--- Data listing ---
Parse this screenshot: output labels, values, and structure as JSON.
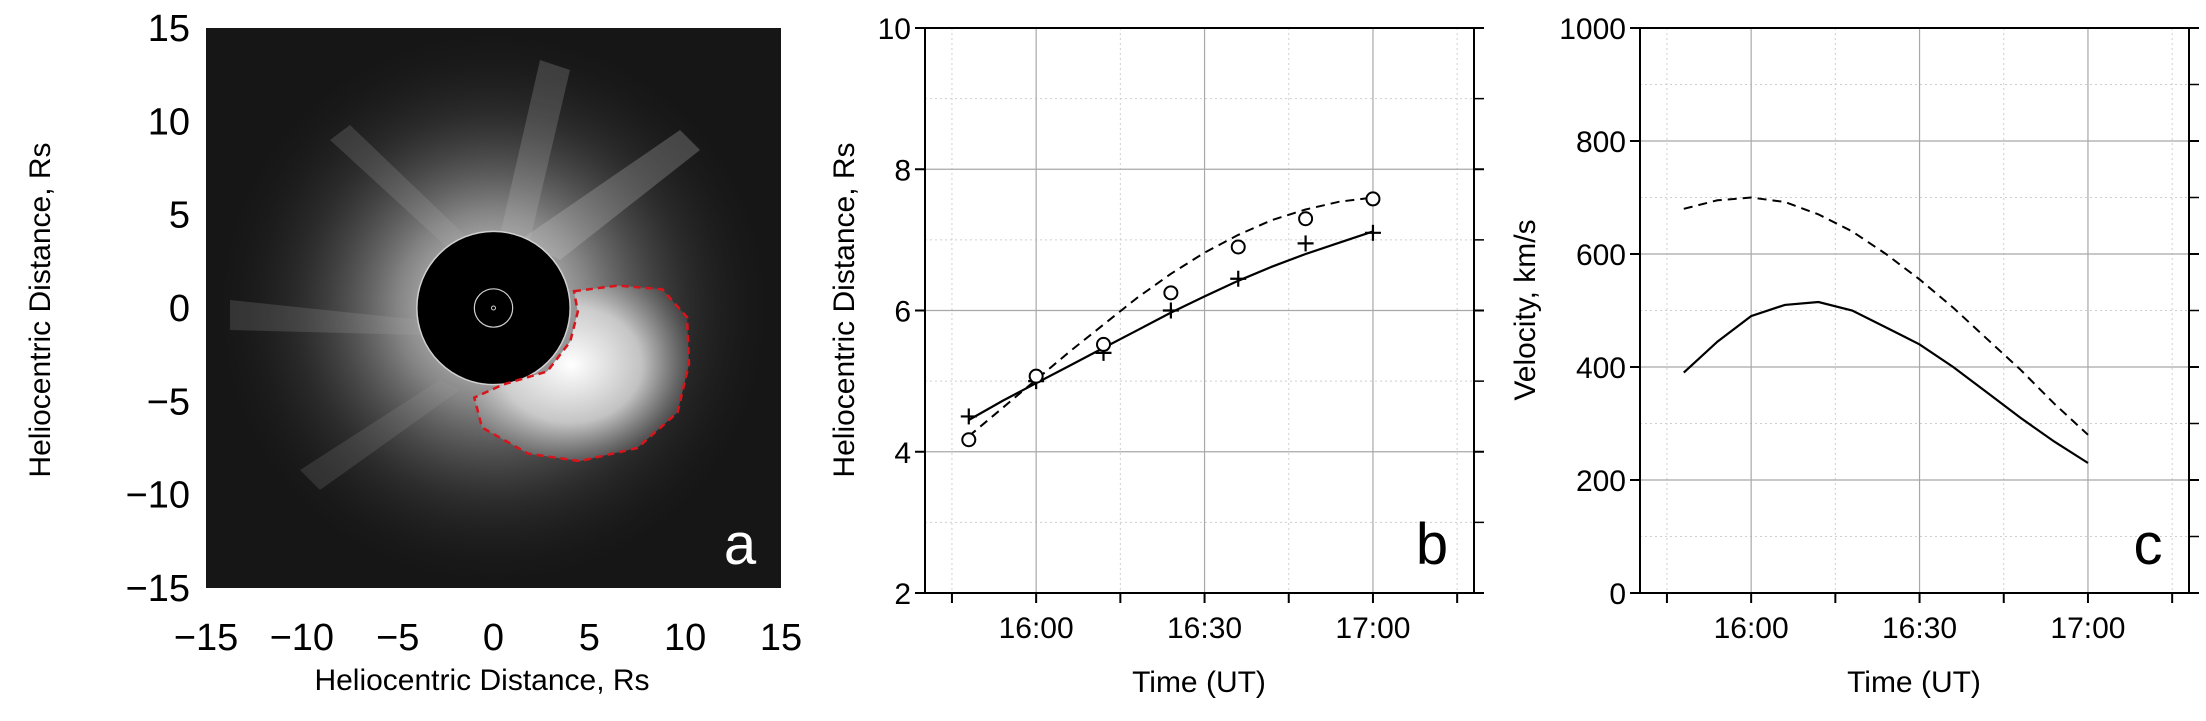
{
  "chart_data": [
    {
      "type": "image",
      "panel_label": "a",
      "xlabel": "Heliocentric Distance, Rs",
      "ylabel": "Heliocentric Distance, Rs",
      "xlim": [
        -15,
        15
      ],
      "ylim": [
        -15,
        15
      ],
      "xticks": [
        -15,
        -10,
        -5,
        0,
        5,
        10,
        15
      ],
      "yticks": [
        15,
        10,
        5,
        0,
        -5,
        -10,
        -15
      ],
      "tick_labels_x": [
        "−15",
        "−10",
        "−5",
        "0",
        "5",
        "10",
        "15"
      ],
      "tick_labels_y": [
        "15",
        "10",
        "5",
        "0",
        "−5",
        "−10",
        "−15"
      ],
      "occulter_radius": 4,
      "cme_outline_color": "#d9141b",
      "cme_outline": [
        [
          4.2,
          0.9
        ],
        [
          6.5,
          1.2
        ],
        [
          8.8,
          1.0
        ],
        [
          10.1,
          -0.5
        ],
        [
          10.2,
          -3.0
        ],
        [
          9.6,
          -5.6
        ],
        [
          7.5,
          -7.5
        ],
        [
          4.5,
          -8.2
        ],
        [
          1.8,
          -7.8
        ],
        [
          -0.6,
          -6.4
        ],
        [
          -1.0,
          -4.8
        ],
        [
          0.5,
          -4.1
        ],
        [
          2.8,
          -3.4
        ],
        [
          4.0,
          -1.8
        ],
        [
          4.4,
          -0.2
        ],
        [
          4.2,
          0.9
        ]
      ]
    },
    {
      "type": "line",
      "panel_label": "b",
      "xlabel": "Time (UT)",
      "ylabel": "Heliocentric Distance, Rs",
      "xlim": [
        15.67,
        17.3
      ],
      "ylim": [
        2,
        10
      ],
      "xticks": [
        16.0,
        16.5,
        17.0
      ],
      "tick_labels_x": [
        "16:00",
        "16:30",
        "17:00"
      ],
      "yticks": [
        2,
        4,
        6,
        8,
        10
      ],
      "series": [
        {
          "style": "solid",
          "marker": "+",
          "x": [
            15.8,
            16.0,
            16.2,
            16.4,
            16.6,
            16.8,
            17.0
          ],
          "y": [
            4.5,
            5.0,
            5.4,
            6.0,
            6.45,
            6.95,
            7.1
          ]
        },
        {
          "style": "dashed",
          "marker": "o",
          "x": [
            15.8,
            16.0,
            16.2,
            16.4,
            16.6,
            16.8,
            17.0
          ],
          "y": [
            4.17,
            5.07,
            5.52,
            6.25,
            6.9,
            7.3,
            7.58
          ]
        }
      ],
      "fits": [
        {
          "style": "solid",
          "x": [
            15.8,
            15.9,
            16.0,
            16.1,
            16.2,
            16.3,
            16.4,
            16.5,
            16.6,
            16.7,
            16.8,
            16.9,
            17.0
          ],
          "y": [
            4.45,
            4.72,
            4.97,
            5.22,
            5.47,
            5.72,
            5.97,
            6.2,
            6.42,
            6.62,
            6.8,
            6.96,
            7.12
          ]
        },
        {
          "style": "dashed",
          "x": [
            15.8,
            15.9,
            16.0,
            16.1,
            16.2,
            16.3,
            16.4,
            16.5,
            16.6,
            16.7,
            16.8,
            16.9,
            17.0
          ],
          "y": [
            4.22,
            4.62,
            5.02,
            5.42,
            5.8,
            6.18,
            6.52,
            6.82,
            7.07,
            7.28,
            7.43,
            7.54,
            7.6
          ]
        }
      ]
    },
    {
      "type": "line",
      "panel_label": "c",
      "xlabel": "Time (UT)",
      "ylabel": "Velocity, km/s",
      "xlim": [
        15.67,
        17.3
      ],
      "ylim": [
        0,
        1000
      ],
      "xticks": [
        16.0,
        16.5,
        17.0
      ],
      "tick_labels_x": [
        "16:00",
        "16:30",
        "17:00"
      ],
      "yticks": [
        0,
        200,
        400,
        600,
        800,
        1000
      ],
      "series": [
        {
          "style": "solid",
          "x": [
            15.8,
            15.9,
            16.0,
            16.1,
            16.2,
            16.3,
            16.4,
            16.5,
            16.6,
            16.7,
            16.8,
            16.9,
            17.0
          ],
          "y": [
            390,
            445,
            490,
            510,
            515,
            500,
            470,
            440,
            400,
            355,
            310,
            268,
            230
          ]
        },
        {
          "style": "dashed",
          "x": [
            15.8,
            15.9,
            16.0,
            16.1,
            16.2,
            16.3,
            16.4,
            16.5,
            16.6,
            16.7,
            16.8,
            16.9,
            17.0
          ],
          "y": [
            680,
            695,
            700,
            692,
            670,
            640,
            600,
            555,
            505,
            450,
            395,
            335,
            280
          ]
        }
      ]
    }
  ]
}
---
- **What you will do**
Set down the records in full and exactly. Do not carry over any image.

- **Solution**
Parse this screenshot: output labels, values, and structure as JSON.
{
  "chart_data": [
    {
      "type": "image",
      "panel_label": "a",
      "xlabel": "Heliocentric Distance, Rs",
      "ylabel": "Heliocentric Distance, Rs",
      "xlim": [
        -15,
        15
      ],
      "ylim": [
        -15,
        15
      ],
      "xticks": [
        -15,
        -10,
        -5,
        0,
        5,
        10,
        15
      ],
      "yticks": [
        15,
        10,
        5,
        0,
        -5,
        -10,
        -15
      ],
      "tick_labels_x": [
        "−15",
        "−10",
        "−5",
        "0",
        "5",
        "10",
        "15"
      ],
      "tick_labels_y": [
        "15",
        "10",
        "5",
        "0",
        "−5",
        "−10",
        "−15"
      ],
      "occulter_radius": 4,
      "cme_outline_color": "#d9141b",
      "cme_outline": [
        [
          4.2,
          0.9
        ],
        [
          6.5,
          1.2
        ],
        [
          8.8,
          1.0
        ],
        [
          10.1,
          -0.5
        ],
        [
          10.2,
          -3.0
        ],
        [
          9.6,
          -5.6
        ],
        [
          7.5,
          -7.5
        ],
        [
          4.5,
          -8.2
        ],
        [
          1.8,
          -7.8
        ],
        [
          -0.6,
          -6.4
        ],
        [
          -1.0,
          -4.8
        ],
        [
          0.5,
          -4.1
        ],
        [
          2.8,
          -3.4
        ],
        [
          4.0,
          -1.8
        ],
        [
          4.4,
          -0.2
        ],
        [
          4.2,
          0.9
        ]
      ]
    },
    {
      "type": "line",
      "panel_label": "b",
      "xlabel": "Time (UT)",
      "ylabel": "Heliocentric Distance, Rs",
      "xlim": [
        15.67,
        17.3
      ],
      "ylim": [
        2,
        10
      ],
      "xticks": [
        16.0,
        16.5,
        17.0
      ],
      "tick_labels_x": [
        "16:00",
        "16:30",
        "17:00"
      ],
      "yticks": [
        2,
        4,
        6,
        8,
        10
      ],
      "series": [
        {
          "style": "solid",
          "marker": "+",
          "x": [
            15.8,
            16.0,
            16.2,
            16.4,
            16.6,
            16.8,
            17.0
          ],
          "y": [
            4.5,
            5.0,
            5.4,
            6.0,
            6.45,
            6.95,
            7.1
          ]
        },
        {
          "style": "dashed",
          "marker": "o",
          "x": [
            15.8,
            16.0,
            16.2,
            16.4,
            16.6,
            16.8,
            17.0
          ],
          "y": [
            4.17,
            5.07,
            5.52,
            6.25,
            6.9,
            7.3,
            7.58
          ]
        }
      ],
      "fits": [
        {
          "style": "solid",
          "x": [
            15.8,
            15.9,
            16.0,
            16.1,
            16.2,
            16.3,
            16.4,
            16.5,
            16.6,
            16.7,
            16.8,
            16.9,
            17.0
          ],
          "y": [
            4.45,
            4.72,
            4.97,
            5.22,
            5.47,
            5.72,
            5.97,
            6.2,
            6.42,
            6.62,
            6.8,
            6.96,
            7.12
          ]
        },
        {
          "style": "dashed",
          "x": [
            15.8,
            15.9,
            16.0,
            16.1,
            16.2,
            16.3,
            16.4,
            16.5,
            16.6,
            16.7,
            16.8,
            16.9,
            17.0
          ],
          "y": [
            4.22,
            4.62,
            5.02,
            5.42,
            5.8,
            6.18,
            6.52,
            6.82,
            7.07,
            7.28,
            7.43,
            7.54,
            7.6
          ]
        }
      ]
    },
    {
      "type": "line",
      "panel_label": "c",
      "xlabel": "Time (UT)",
      "ylabel": "Velocity, km/s",
      "xlim": [
        15.67,
        17.3
      ],
      "ylim": [
        0,
        1000
      ],
      "xticks": [
        16.0,
        16.5,
        17.0
      ],
      "tick_labels_x": [
        "16:00",
        "16:30",
        "17:00"
      ],
      "yticks": [
        0,
        200,
        400,
        600,
        800,
        1000
      ],
      "series": [
        {
          "style": "solid",
          "x": [
            15.8,
            15.9,
            16.0,
            16.1,
            16.2,
            16.3,
            16.4,
            16.5,
            16.6,
            16.7,
            16.8,
            16.9,
            17.0
          ],
          "y": [
            390,
            445,
            490,
            510,
            515,
            500,
            470,
            440,
            400,
            355,
            310,
            268,
            230
          ]
        },
        {
          "style": "dashed",
          "x": [
            15.8,
            15.9,
            16.0,
            16.1,
            16.2,
            16.3,
            16.4,
            16.5,
            16.6,
            16.7,
            16.8,
            16.9,
            17.0
          ],
          "y": [
            680,
            695,
            700,
            692,
            670,
            640,
            600,
            555,
            505,
            450,
            395,
            335,
            280
          ]
        }
      ]
    }
  ]
}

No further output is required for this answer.